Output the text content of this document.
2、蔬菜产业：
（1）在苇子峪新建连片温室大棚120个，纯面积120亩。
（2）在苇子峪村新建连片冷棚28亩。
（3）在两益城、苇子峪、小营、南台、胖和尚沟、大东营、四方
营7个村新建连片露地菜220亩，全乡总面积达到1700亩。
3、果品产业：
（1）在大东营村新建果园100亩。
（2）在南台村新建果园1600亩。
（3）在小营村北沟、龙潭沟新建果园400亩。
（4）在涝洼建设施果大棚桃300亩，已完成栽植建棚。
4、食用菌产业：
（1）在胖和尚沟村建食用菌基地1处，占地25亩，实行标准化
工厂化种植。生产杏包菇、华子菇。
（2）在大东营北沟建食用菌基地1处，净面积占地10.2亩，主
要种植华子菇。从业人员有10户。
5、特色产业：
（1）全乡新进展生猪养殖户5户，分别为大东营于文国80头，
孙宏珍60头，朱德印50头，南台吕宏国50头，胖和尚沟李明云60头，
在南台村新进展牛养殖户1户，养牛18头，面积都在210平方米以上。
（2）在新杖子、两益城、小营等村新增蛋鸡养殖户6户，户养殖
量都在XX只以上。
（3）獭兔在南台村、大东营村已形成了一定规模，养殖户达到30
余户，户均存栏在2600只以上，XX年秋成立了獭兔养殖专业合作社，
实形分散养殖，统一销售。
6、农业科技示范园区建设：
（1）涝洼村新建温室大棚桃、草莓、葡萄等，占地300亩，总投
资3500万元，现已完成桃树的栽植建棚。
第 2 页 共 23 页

----------

__PROBLEM REQUIREMENTS__: From the first line to the last, please quote the material above exactly.

__THE RESULT__:
Output the text content of this document.
2、蔬菜产业：
（1）在苇子峪新建连片温室大棚120个，纯面积120亩。
（2）在苇子峪村新建连片冷棚28亩。
（3）在两益城、苇子峪、小营、南台、胖和尚沟、大东营、四方
营7个村新建连片露地菜220亩，全乡总面积达到1700亩。
3、果品产业：
（1）在大东营村新建果园100亩。
（2）在南台村新建果园1600亩。
（3）在小营村北沟、龙潭沟新建果园400亩。
（4）在涝洼建设施果大棚桃300亩，已完成栽植建棚。
4、食用菌产业：
（1）在胖和尚沟村建食用菌基地1处，占地25亩，实行标准化
工厂化种植。生产杏包菇、华子菇。
（2）在大东营北沟建食用菌基地1处，净面积占地10.2亩，主
要种植华子菇。从业人员有10户。
5、特色产业：
（1）全乡新进展生猪养殖户5户，分别为大东营于文国80头，
孙宏珍60头，朱德印50头，南台吕宏国50头，胖和尚沟李明云60头，
在南台村新进展牛养殖户1户，养牛18头，面积都在210平方米以上。
（2）在新杖子、两益城、小营等村新增蛋鸡养殖户6户，户养殖
量都在XX只以上。
（3）獭兔在南台村、大东营村已形成了一定规模，养殖户达到30
余户，户均存栏在2600只以上，XX年秋成立了獭兔养殖专业合作社，
实形分散养殖，统一销售。
6、农业科技示范园区建设：
（1）涝洼村新建温室大棚桃、草莓、葡萄等，占地300亩，总投
资3500万元，现已完成桃树的栽植建棚。
第 2 页 共 23 页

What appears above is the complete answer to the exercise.